• Aim: From the listing below, extract every line in which the word "через" appears.

(Records from a data collection)
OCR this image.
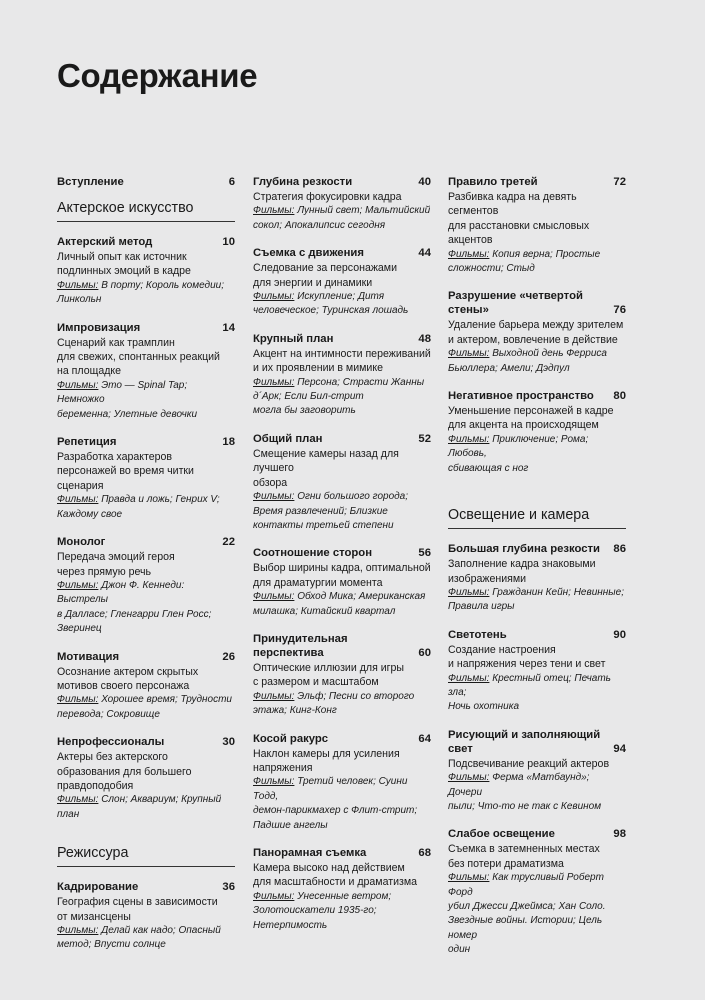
Содержание
Вступление	6
Актерское искусство
Актерский метод	10
Личный опыт как источник
подлинных эмоций в кадре
Фильмы: В порту; Король комедии;
Линкольн
Импровизация	14
Сценарий как трамплин
для свежих, спонтанных реакций
на площадке
Фильмы: Это — Spinal Tap; Немножко
беременна; Улетные девочки
Репетиция	18
Разработка характеров
персонажей во время читки
сценария
Фильмы: Правда и ложь; Генрих V;
Каждому свое
Монолог	22
Передача эмоций героя
через прямую речь
Фильмы: Джон Ф. Кеннеди: Выстрелы
в Далласе; Гленгарри Глен Росс;
Зверинец
Мотивация	26
Осознание актером скрытых
мотивов своего персонажа
Фильмы: Хорошее время; Трудности
перевода; Сокровище
Непрофессионалы	30
Актеры без актерского
образования для большего
правдоподобия
Фильмы: Слон; Аквариум; Крупный
план
Режиссура
Кадрирование	36
География сцены в зависимости
от мизансцены
Фильмы: Делай как надо; Опасный
метод; Впусти солнце
Глубина резкости	40
Стратегия фокусировки кадра
Фильмы: Лунный свет; Мальтийский
сокол; Апокалипсис сегодня
Съемка с движения	44
Следование за персонажами
для энергии и динамики
Фильмы: Искупление; Дитя
человеческое; Туринская лошадь
Крупный план	48
Акцент на интимности переживаний
и их проявлении в мимике
Фильмы: Персона; Страсти Жанны
д´Арк; Если Бил-стрит
могла бы заговорить
Общий план	52
Смещение камеры назад для лучшего
обзора
Фильмы: Огни большого города;
Время развлечений; Близкие
контакты третьей степени
Соотношение сторон	56
Выбор ширины кадра, оптимальной
для драматургии момента
Фильмы: Обход Мика; Американская
милашка; Китайский квартал
Принудительная перспектива	60
Оптические иллюзии для игры
с размером и масштабом
Фильмы: Эльф; Песни со второго
этажа; Кинг-Конг
Косой ракурс	64
Наклон камеры для усиления
напряжения
Фильмы: Третий человек; Суини Тодд,
демон-парикмахер с Флит-стрит;
Падшие ангелы
Панорамная съемка	68
Камера высоко над действием
для масштабности и драматизма
Фильмы: Унесенные ветром;
Золотоискатели 1935-го;
Нетерпимость
Правило третей	72
Разбивка кадра на девять сегментов
для расстановки смысловых
акцентов
Фильмы: Копия верна; Простые
сложности; Стыд
Разрушение «четвертой стены»	76
Удаление барьера между зрителем
и актером, вовлечение в действие
Фильмы: Выходной день Ферриса
Бьюллера; Амели; Дэдпул
Негативное пространство	80
Уменьшение персонажей в кадре
для акцента на происходящем
Фильмы: Приключение; Рома; Любовь,
сбивающая с ног
Освещение и камера
Большая глубина резкости	86
Заполнение кадра знаковыми
изображениями
Фильмы: Гражданин Кейн; Невинные;
Правила игры
Светотень	90
Создание настроения
и напряжения через тени и свет
Фильмы: Крестный отец; Печать зла;
Ночь охотника
Рисующий и заполняющий свет	94
Подсвечивание реакций актеров
Фильмы: Ферма «Матбаунд»; Дочери
пыли; Что-то не так с Кевином
Слабое освещение	98
Съемка в затемненных местах
без потери драматизма
Фильмы: Как трусливый Роберт Форд
убил Джесси Джеймса; Хан Соло.
Звездные войны. Истории; Цель номер
один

• Solution to the exercise:
через прямую речь
и напряжения через тени и свет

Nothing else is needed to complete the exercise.